-- start Records for the exercise --
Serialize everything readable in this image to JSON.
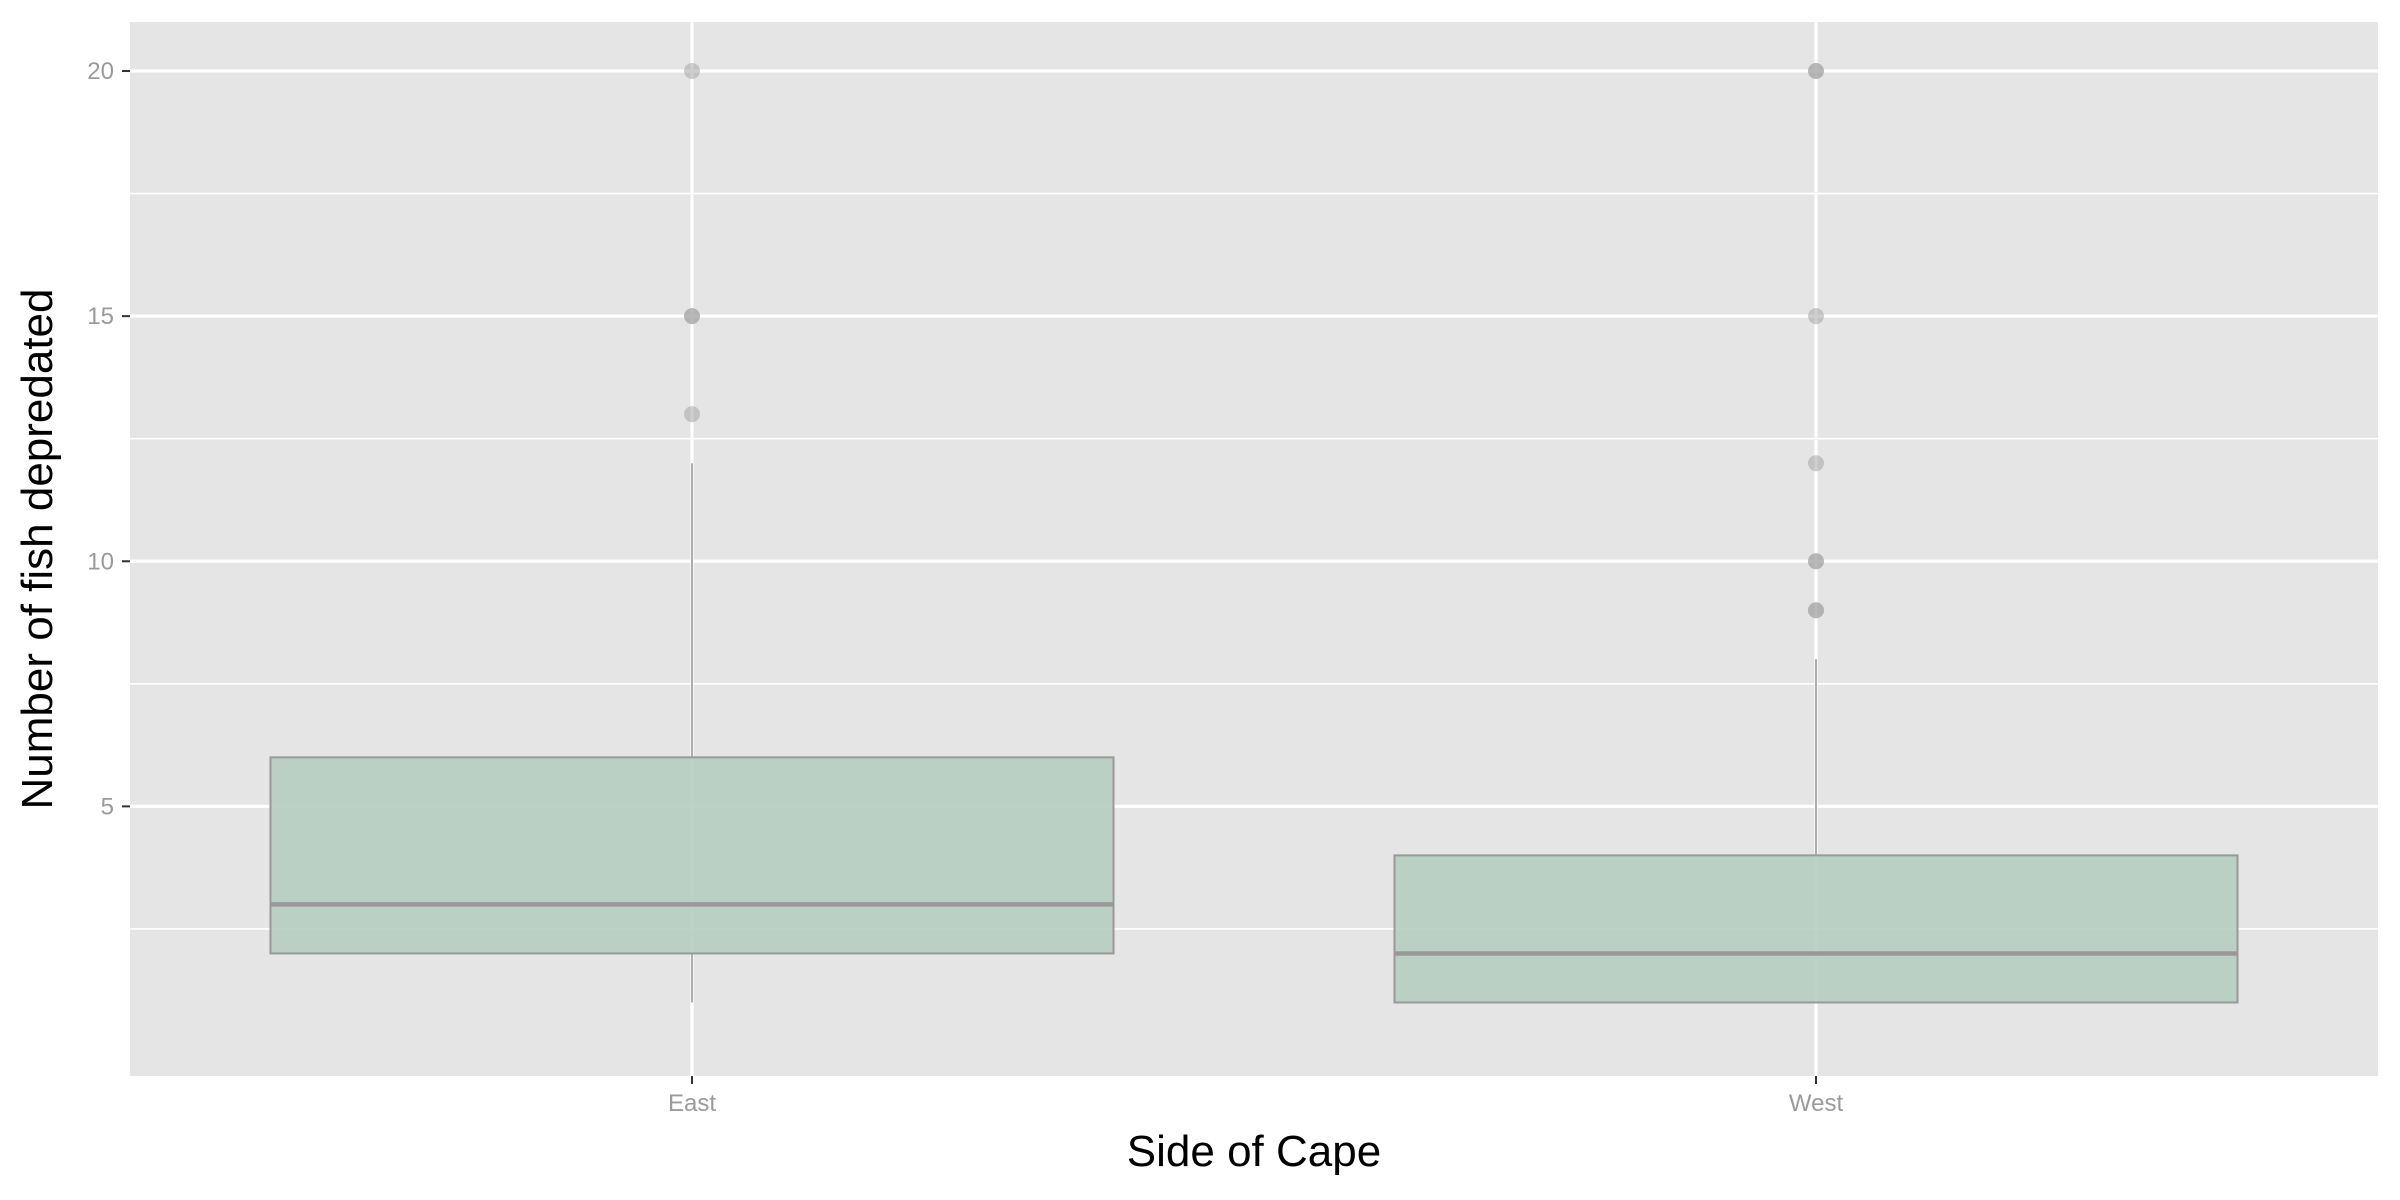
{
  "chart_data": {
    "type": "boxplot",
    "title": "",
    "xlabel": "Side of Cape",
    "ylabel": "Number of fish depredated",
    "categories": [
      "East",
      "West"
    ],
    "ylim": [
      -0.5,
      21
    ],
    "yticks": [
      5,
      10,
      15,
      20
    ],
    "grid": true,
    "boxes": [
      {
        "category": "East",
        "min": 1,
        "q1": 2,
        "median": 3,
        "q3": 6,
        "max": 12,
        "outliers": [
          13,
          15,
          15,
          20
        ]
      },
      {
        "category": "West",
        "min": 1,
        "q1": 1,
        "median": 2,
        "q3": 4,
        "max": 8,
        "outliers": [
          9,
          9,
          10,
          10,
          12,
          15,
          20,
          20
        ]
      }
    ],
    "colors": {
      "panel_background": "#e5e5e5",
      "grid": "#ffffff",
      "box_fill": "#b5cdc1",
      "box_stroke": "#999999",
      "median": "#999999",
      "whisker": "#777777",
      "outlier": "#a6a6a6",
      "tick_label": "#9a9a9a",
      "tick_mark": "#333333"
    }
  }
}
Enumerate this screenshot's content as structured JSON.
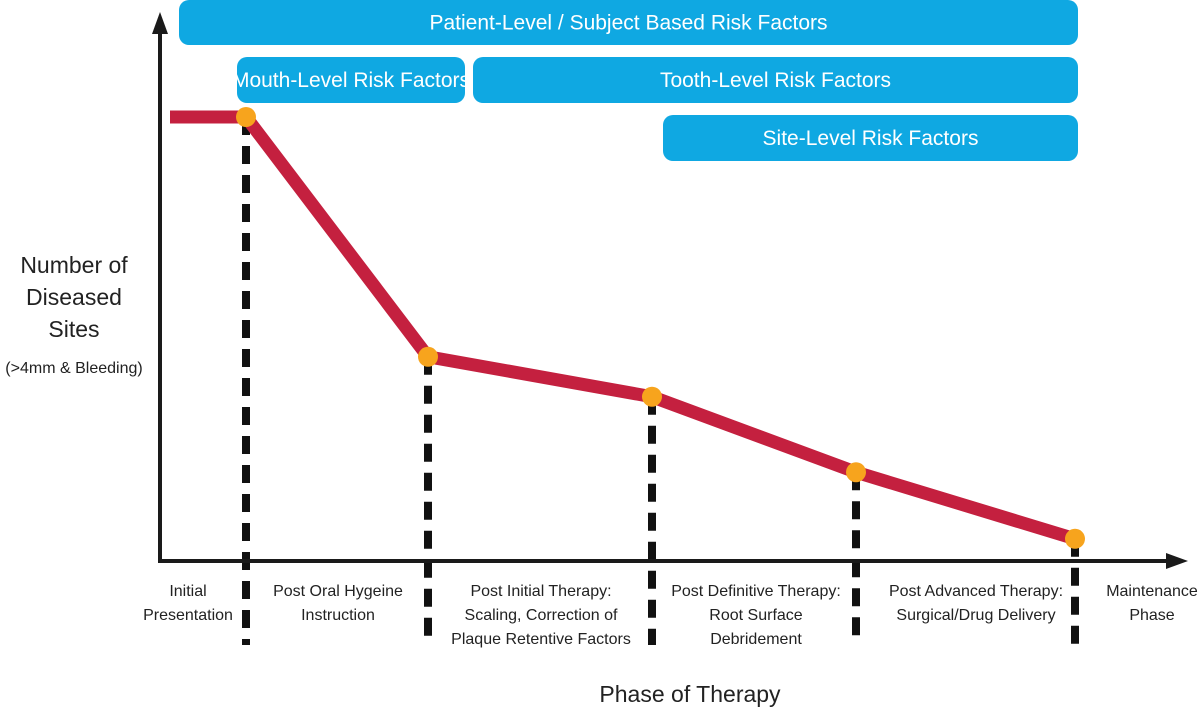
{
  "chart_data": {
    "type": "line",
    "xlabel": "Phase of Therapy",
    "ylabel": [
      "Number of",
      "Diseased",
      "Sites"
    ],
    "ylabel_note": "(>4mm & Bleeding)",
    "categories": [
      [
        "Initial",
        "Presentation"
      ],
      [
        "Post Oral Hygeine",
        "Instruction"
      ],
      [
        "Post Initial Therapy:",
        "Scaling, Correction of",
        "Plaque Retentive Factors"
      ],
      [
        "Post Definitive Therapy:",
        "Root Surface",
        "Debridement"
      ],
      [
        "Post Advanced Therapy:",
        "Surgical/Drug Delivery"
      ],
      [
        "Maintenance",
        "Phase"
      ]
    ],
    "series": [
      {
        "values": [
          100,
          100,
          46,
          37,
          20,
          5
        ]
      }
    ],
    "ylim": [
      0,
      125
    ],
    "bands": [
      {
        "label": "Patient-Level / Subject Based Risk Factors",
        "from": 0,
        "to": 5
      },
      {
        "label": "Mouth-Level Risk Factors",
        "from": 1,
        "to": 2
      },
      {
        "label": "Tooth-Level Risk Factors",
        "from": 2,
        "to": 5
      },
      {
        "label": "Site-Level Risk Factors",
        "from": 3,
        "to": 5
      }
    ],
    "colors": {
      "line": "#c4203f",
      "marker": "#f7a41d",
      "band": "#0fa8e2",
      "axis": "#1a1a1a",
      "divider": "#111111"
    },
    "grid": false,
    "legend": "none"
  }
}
-- end Records for the exercise --
• Exercise description: Find the lines containing "Number" and list every one of them.

• Correct answer:
    "ylabel": "Number of fish depredated",
      "Number of",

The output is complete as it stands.